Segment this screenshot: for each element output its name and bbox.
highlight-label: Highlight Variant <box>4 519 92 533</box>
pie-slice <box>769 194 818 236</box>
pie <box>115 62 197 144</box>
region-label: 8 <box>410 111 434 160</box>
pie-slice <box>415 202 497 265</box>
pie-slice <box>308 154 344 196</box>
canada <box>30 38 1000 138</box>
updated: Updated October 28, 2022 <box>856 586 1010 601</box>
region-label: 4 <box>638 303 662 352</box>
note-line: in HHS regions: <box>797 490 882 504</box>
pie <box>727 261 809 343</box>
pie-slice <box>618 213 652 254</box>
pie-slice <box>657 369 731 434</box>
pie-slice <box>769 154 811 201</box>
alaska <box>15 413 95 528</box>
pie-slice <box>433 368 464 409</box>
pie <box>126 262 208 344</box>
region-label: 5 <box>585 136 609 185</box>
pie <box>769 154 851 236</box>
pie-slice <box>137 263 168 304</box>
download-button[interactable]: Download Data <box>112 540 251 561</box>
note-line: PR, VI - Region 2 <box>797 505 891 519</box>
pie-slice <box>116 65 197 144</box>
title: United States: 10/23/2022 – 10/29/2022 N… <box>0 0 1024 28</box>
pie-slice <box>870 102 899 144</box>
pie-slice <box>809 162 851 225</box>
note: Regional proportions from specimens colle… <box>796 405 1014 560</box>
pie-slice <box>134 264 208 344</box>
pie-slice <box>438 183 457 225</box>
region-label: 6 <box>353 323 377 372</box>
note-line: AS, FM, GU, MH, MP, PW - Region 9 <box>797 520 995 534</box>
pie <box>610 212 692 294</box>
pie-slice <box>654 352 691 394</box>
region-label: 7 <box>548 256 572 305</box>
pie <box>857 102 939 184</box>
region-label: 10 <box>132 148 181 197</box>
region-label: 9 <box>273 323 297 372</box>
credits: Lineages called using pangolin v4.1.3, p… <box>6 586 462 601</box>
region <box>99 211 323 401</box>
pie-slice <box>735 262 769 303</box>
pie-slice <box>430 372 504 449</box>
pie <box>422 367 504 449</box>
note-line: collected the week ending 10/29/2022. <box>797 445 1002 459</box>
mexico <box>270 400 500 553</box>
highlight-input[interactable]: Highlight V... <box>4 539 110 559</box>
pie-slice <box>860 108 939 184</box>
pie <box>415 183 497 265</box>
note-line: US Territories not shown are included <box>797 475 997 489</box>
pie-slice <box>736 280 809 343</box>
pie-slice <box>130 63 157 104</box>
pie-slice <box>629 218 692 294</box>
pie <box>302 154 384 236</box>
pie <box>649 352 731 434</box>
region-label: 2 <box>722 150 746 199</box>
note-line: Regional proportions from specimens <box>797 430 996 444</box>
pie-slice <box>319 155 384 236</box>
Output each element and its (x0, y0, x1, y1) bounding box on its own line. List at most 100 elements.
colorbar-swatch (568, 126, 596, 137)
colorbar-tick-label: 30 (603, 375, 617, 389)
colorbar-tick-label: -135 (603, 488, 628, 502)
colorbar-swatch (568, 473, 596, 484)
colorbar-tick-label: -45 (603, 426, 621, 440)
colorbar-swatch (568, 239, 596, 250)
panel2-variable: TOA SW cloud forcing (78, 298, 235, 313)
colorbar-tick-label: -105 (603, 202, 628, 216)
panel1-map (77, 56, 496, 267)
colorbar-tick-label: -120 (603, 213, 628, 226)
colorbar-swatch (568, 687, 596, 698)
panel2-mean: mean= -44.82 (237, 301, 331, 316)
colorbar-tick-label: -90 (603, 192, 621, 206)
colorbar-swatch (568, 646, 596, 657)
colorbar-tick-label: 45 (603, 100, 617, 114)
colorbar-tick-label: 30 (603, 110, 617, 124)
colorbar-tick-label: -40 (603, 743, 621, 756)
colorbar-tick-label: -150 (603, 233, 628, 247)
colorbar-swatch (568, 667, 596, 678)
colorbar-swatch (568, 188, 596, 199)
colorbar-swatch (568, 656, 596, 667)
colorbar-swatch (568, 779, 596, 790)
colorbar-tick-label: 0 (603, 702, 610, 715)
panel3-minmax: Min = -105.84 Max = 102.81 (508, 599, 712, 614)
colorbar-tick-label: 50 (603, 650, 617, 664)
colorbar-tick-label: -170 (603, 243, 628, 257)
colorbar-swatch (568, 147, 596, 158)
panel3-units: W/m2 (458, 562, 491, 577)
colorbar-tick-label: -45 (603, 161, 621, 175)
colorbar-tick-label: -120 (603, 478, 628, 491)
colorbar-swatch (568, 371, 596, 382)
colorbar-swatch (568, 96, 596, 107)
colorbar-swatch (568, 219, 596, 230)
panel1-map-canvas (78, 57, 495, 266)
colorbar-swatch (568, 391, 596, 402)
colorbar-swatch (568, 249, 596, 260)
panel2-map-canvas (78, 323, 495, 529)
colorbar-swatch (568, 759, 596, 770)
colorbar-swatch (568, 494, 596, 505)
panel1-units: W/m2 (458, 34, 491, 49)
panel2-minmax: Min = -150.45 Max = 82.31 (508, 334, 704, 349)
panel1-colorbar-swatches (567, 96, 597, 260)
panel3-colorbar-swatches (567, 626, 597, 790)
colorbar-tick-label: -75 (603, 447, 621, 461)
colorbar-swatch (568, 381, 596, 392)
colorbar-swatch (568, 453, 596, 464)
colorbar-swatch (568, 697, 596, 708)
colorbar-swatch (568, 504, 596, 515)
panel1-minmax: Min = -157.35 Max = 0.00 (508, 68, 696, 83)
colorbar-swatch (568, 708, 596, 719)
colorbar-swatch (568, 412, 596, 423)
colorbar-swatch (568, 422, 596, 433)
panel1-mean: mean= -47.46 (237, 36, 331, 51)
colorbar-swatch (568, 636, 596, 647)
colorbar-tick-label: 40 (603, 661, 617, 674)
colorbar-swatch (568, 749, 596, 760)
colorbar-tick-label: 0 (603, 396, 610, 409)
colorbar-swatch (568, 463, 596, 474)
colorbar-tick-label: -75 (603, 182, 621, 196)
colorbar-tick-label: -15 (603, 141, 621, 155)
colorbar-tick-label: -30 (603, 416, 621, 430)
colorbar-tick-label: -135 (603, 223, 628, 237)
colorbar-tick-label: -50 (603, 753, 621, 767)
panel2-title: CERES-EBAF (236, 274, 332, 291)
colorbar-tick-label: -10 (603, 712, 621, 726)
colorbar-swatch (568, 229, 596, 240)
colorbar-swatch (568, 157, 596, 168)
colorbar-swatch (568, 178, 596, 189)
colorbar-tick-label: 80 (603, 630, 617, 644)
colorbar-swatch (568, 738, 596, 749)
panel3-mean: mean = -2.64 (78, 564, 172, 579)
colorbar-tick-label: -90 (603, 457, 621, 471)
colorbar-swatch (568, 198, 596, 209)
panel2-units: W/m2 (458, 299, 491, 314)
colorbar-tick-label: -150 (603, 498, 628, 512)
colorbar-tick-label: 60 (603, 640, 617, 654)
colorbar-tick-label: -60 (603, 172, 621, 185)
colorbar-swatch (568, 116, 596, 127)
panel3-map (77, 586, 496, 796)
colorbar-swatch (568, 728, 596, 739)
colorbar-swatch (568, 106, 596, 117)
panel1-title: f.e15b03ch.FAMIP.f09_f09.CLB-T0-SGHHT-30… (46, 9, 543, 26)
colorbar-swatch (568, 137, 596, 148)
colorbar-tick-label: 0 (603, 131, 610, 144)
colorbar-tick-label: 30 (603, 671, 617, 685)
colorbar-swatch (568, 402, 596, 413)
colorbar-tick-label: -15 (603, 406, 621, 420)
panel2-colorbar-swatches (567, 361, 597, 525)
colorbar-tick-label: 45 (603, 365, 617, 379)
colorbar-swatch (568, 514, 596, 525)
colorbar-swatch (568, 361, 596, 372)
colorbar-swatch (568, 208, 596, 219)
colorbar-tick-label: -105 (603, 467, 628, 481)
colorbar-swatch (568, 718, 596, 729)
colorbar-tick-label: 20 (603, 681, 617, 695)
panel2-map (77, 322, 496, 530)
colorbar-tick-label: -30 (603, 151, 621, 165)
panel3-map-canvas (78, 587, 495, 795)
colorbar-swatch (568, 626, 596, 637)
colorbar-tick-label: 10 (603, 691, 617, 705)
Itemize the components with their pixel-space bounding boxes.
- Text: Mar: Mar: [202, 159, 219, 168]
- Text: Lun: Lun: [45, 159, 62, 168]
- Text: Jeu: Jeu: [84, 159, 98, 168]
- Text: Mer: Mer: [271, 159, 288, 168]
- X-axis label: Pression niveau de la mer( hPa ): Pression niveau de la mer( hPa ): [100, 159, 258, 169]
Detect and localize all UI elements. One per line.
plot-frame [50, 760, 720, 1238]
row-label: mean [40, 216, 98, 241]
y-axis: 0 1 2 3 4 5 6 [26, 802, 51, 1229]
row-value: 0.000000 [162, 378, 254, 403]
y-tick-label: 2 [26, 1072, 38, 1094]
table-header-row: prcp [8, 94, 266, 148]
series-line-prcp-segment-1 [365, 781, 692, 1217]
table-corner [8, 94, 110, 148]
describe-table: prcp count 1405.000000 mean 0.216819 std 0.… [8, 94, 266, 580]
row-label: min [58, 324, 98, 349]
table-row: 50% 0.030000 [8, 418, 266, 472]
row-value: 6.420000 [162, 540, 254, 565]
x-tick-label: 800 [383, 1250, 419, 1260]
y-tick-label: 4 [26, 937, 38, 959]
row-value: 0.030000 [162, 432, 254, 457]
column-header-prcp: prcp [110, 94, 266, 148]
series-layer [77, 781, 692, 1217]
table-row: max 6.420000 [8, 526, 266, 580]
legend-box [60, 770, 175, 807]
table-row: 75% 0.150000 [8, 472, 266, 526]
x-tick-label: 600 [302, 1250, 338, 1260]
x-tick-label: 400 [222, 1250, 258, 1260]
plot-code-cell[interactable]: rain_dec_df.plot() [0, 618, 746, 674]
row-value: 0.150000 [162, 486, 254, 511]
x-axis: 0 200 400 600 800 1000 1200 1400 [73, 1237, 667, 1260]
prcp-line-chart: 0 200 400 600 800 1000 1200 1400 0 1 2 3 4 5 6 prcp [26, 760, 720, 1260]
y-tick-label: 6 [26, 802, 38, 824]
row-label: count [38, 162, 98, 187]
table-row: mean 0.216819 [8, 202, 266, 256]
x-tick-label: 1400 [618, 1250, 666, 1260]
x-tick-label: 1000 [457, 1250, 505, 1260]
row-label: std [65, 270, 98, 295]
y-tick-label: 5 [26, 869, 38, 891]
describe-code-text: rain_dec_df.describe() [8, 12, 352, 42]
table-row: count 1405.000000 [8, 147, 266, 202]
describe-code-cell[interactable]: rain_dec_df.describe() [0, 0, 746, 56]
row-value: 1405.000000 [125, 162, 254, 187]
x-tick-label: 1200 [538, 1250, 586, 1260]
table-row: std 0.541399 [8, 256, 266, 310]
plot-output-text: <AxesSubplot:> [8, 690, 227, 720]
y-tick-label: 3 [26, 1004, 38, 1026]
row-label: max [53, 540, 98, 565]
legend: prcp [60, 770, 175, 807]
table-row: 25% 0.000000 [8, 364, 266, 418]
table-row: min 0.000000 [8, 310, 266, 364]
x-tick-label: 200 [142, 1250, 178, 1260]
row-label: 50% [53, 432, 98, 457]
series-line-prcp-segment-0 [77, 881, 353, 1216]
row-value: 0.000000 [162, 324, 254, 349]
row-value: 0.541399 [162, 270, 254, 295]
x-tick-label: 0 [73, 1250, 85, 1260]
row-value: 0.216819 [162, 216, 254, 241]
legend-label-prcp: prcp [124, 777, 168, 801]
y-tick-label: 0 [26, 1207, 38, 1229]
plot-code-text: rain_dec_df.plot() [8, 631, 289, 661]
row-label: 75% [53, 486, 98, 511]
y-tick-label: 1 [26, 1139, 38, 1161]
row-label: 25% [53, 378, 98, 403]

=-=-=

▶ **Exercise objective**: Reproduce the records word for word, from their first line through the line that contains "updated: Updated October", including both of those lines.

▶ **Expected answer**:
Segment this screenshot: for each element output its name and bbox.
highlight-label: Highlight Variant <box>4 519 92 533</box>
pie-slice <box>769 194 818 236</box>
pie <box>115 62 197 144</box>
region-label: 8 <box>410 111 434 160</box>
pie-slice <box>415 202 497 265</box>
pie-slice <box>308 154 344 196</box>
canada <box>30 38 1000 138</box>
updated: Updated October 28, 2022 <box>856 586 1010 601</box>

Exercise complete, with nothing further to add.